## Your goal:
Can you write out the whole listing exactly?

## Raw records:
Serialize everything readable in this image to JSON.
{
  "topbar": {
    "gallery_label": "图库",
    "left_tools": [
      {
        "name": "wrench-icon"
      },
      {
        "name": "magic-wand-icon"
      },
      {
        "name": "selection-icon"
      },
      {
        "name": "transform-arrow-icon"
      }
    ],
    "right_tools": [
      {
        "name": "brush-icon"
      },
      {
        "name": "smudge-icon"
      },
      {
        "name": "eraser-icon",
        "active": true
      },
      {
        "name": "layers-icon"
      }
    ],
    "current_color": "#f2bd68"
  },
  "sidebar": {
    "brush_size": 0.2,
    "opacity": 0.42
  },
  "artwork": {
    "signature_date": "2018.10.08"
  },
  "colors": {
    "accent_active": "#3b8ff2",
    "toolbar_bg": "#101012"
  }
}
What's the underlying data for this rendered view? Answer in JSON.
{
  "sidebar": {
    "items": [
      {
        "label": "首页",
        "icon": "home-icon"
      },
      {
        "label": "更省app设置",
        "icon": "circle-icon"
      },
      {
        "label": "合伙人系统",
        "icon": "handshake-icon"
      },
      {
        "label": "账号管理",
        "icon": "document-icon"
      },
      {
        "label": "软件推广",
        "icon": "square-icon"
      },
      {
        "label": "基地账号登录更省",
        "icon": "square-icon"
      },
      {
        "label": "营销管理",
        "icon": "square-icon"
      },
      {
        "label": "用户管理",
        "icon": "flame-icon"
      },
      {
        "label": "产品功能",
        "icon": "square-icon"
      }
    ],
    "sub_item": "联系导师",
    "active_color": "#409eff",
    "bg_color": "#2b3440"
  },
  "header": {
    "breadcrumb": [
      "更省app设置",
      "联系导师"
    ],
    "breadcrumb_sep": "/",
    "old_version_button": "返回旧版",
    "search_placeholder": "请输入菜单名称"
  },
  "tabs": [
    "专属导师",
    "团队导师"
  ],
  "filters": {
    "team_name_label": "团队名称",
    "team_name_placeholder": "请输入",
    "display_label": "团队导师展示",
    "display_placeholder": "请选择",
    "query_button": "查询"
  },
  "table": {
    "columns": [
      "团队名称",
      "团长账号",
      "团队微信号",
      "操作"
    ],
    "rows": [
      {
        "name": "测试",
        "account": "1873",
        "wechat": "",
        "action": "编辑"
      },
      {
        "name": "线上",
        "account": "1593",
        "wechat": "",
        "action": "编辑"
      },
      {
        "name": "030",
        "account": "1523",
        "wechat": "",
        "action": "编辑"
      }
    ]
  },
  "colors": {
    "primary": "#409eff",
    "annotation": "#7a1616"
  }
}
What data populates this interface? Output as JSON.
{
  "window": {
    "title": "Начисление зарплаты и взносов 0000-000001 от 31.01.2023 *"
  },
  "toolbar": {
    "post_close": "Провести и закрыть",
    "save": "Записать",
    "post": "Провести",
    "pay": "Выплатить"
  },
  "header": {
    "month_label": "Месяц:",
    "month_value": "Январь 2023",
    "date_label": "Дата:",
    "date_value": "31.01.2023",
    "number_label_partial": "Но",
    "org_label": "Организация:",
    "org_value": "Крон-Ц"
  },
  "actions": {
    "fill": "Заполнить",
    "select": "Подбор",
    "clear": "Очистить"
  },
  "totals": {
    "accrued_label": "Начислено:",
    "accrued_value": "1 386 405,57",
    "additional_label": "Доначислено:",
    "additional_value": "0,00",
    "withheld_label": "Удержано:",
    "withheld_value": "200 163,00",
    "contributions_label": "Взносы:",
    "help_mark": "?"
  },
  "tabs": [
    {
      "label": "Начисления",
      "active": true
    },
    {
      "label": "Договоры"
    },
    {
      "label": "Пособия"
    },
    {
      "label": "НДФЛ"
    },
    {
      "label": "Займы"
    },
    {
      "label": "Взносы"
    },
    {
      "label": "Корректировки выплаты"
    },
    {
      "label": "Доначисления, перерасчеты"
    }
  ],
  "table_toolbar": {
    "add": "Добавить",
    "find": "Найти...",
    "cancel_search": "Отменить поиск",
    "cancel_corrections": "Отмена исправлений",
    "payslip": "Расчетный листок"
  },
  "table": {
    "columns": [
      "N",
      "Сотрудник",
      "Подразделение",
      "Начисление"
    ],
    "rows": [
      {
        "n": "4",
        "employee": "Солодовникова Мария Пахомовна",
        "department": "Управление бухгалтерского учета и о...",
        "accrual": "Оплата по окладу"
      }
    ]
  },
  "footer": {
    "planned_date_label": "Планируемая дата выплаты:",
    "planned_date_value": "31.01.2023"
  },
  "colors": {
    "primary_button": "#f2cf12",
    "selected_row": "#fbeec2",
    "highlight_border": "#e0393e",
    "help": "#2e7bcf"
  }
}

## In response:
Serialize everything readable in this image to JSON.
{
  "topbar": {
    "gallery_label": "图库",
    "left_tools": [
      {
        "name": "wrench-icon"
      },
      {
        "name": "magic-wand-icon"
      },
      {
        "name": "selection-icon"
      },
      {
        "name": "transform-arrow-icon"
      }
    ],
    "right_tools": [
      {
        "name": "brush-icon"
      },
      {
        "name": "smudge-icon"
      },
      {
        "name": "eraser-icon",
        "active": true
      },
      {
        "name": "layers-icon"
      }
    ],
    "current_color": "#f2bd68"
  },
  "sidebar": {
    "brush_size": 0.2,
    "opacity": 0.42
  },
  "artwork": {
    "signature_date": "2018.10.08"
  },
  "colors": {
    "accent_active": "#3b8ff2",
    "toolbar_bg": "#101012"
  }
}
What's the underlying data for this rendered view? Answer in JSON.
{
  "sidebar": {
    "items": [
      {
        "label": "首页",
        "icon": "home-icon"
      },
      {
        "label": "更省app设置",
        "icon": "circle-icon"
      },
      {
        "label": "合伙人系统",
        "icon": "handshake-icon"
      },
      {
        "label": "账号管理",
        "icon": "document-icon"
      },
      {
        "label": "软件推广",
        "icon": "square-icon"
      },
      {
        "label": "基地账号登录更省",
        "icon": "square-icon"
      },
      {
        "label": "营销管理",
        "icon": "square-icon"
      },
      {
        "label": "用户管理",
        "icon": "flame-icon"
      },
      {
        "label": "产品功能",
        "icon": "square-icon"
      }
    ],
    "sub_item": "联系导师",
    "active_color": "#409eff",
    "bg_color": "#2b3440"
  },
  "header": {
    "breadcrumb": [
      "更省app设置",
      "联系导师"
    ],
    "breadcrumb_sep": "/",
    "old_version_button": "返回旧版",
    "search_placeholder": "请输入菜单名称"
  },
  "tabs": [
    "专属导师",
    "团队导师"
  ],
  "filters": {
    "team_name_label": "团队名称",
    "team_name_placeholder": "请输入",
    "display_label": "团队导师展示",
    "display_placeholder": "请选择",
    "query_button": "查询"
  },
  "table": {
    "columns": [
      "团队名称",
      "团长账号",
      "团队微信号",
      "操作"
    ],
    "rows": [
      {
        "name": "测试",
        "account": "1873",
        "wechat": "",
        "action": "编辑"
      },
      {
        "name": "线上",
        "account": "1593",
        "wechat": "",
        "action": "编辑"
      },
      {
        "name": "030",
        "account": "1523",
        "wechat": "",
        "action": "编辑"
      }
    ]
  },
  "colors": {
    "primary": "#409eff",
    "annotation": "#7a1616"
  }
}
What data populates this interface? Output as JSON.
{
  "window": {
    "title": "Начисление зарплаты и взносов 0000-000001 от 31.01.2023 *"
  },
  "toolbar": {
    "post_close": "Провести и закрыть",
    "save": "Записать",
    "post": "Провести",
    "pay": "Выплатить"
  },
  "header": {
    "month_label": "Месяц:",
    "month_value": "Январь 2023",
    "date_label": "Дата:",
    "date_value": "31.01.2023",
    "number_label_partial": "Но",
    "org_label": "Организация:",
    "org_value": "Крон-Ц"
  },
  "actions": {
    "fill": "Заполнить",
    "select": "Подбор",
    "clear": "Очистить"
  },
  "totals": {
    "accrued_label": "Начислено:",
    "accrued_value": "1 386 405,57",
    "additional_label": "Доначислено:",
    "additional_value": "0,00",
    "withheld_label": "Удержано:",
    "withheld_value": "200 163,00",
    "contributions_label": "Взносы:",
    "help_mark": "?"
  },
  "tabs": [
    {
      "label": "Начисления",
      "active": true
    },
    {
      "label": "Договоры"
    },
    {
      "label": "Пособия"
    },
    {
      "label": "НДФЛ"
    },
    {
      "label": "Займы"
    },
    {
      "label": "Взносы"
    },
    {
      "label": "Корректировки выплаты"
    },
    {
      "label": "Доначисления, перерасчеты"
    }
  ],
  "table_toolbar": {
    "add": "Добавить",
    "find": "Найти...",
    "cancel_search": "Отменить поиск",
    "cancel_corrections": "Отмена исправлений",
    "payslip": "Расчетный листок"
  },
  "table": {
    "columns": [
      "N",
      "Сотрудник",
      "Подразделение",
      "Начисление"
    ],
    "rows": [
      {
        "n": "4",
        "employee": "Солодовникова Мария Пахомовна",
        "department": "Управление бухгалтерского учета и о...",
        "accrual": "Оплата по окладу"
      }
    ]
  },
  "footer": {
    "planned_date_label": "Планируемая дата выплаты:",
    "planned_date_value": "31.01.2023"
  },
  "colors": {
    "primary_button": "#f2cf12",
    "selected_row": "#fbeec2",
    "highlight_border": "#e0393e",
    "help": "#2e7bcf"
  }
}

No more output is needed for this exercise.